### [EXERCISE PROMPT]
Leaving out every picture, quote the data below exactly as it appears.

[Saved data entries]
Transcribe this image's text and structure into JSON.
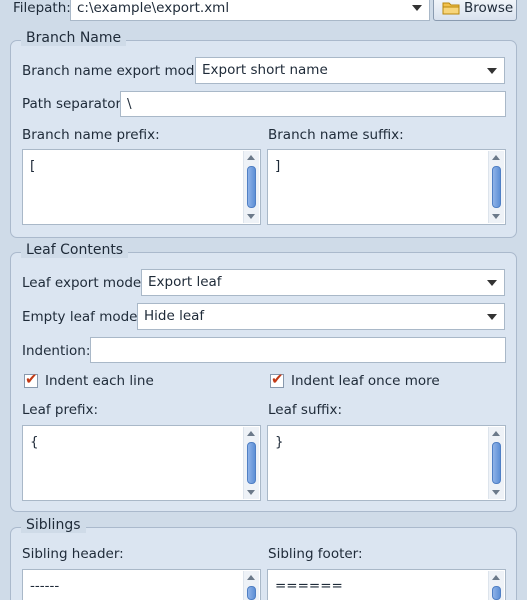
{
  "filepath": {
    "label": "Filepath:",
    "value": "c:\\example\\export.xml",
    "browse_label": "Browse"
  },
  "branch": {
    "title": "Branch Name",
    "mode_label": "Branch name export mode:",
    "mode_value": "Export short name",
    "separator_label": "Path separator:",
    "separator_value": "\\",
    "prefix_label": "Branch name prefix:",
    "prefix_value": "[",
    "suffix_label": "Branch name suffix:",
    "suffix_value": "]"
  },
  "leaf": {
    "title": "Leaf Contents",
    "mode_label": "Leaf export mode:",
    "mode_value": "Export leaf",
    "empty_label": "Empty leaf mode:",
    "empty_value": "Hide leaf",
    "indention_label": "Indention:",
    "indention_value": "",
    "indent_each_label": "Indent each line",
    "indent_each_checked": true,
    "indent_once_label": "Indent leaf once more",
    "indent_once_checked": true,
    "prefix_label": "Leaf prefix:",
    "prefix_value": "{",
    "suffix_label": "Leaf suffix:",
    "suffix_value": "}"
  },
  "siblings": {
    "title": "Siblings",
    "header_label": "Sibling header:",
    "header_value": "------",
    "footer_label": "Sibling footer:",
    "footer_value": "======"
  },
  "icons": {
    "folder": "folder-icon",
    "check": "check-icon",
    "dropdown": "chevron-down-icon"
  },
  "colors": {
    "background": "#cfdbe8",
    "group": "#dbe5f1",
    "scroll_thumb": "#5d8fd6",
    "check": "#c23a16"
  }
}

### [RESPONSE TO THE EXERCISE]
Transcribe this image's text and structure into JSON.
{
  "filepath": {
    "label": "Filepath:",
    "value": "c:\\example\\export.xml",
    "browse_label": "Browse"
  },
  "branch": {
    "title": "Branch Name",
    "mode_label": "Branch name export mode:",
    "mode_value": "Export short name",
    "separator_label": "Path separator:",
    "separator_value": "\\",
    "prefix_label": "Branch name prefix:",
    "prefix_value": "[",
    "suffix_label": "Branch name suffix:",
    "suffix_value": "]"
  },
  "leaf": {
    "title": "Leaf Contents",
    "mode_label": "Leaf export mode:",
    "mode_value": "Export leaf",
    "empty_label": "Empty leaf mode:",
    "empty_value": "Hide leaf",
    "indention_label": "Indention:",
    "indention_value": "",
    "indent_each_label": "Indent each line",
    "indent_each_checked": true,
    "indent_once_label": "Indent leaf once more",
    "indent_once_checked": true,
    "prefix_label": "Leaf prefix:",
    "prefix_value": "{",
    "suffix_label": "Leaf suffix:",
    "suffix_value": "}"
  },
  "siblings": {
    "title": "Siblings",
    "header_label": "Sibling header:",
    "header_value": "------",
    "footer_label": "Sibling footer:",
    "footer_value": "======"
  },
  "icons": {
    "folder": "folder-icon",
    "check": "check-icon",
    "dropdown": "chevron-down-icon"
  },
  "colors": {
    "background": "#cfdbe8",
    "group": "#dbe5f1",
    "scroll_thumb": "#5d8fd6",
    "check": "#c23a16"
  }
}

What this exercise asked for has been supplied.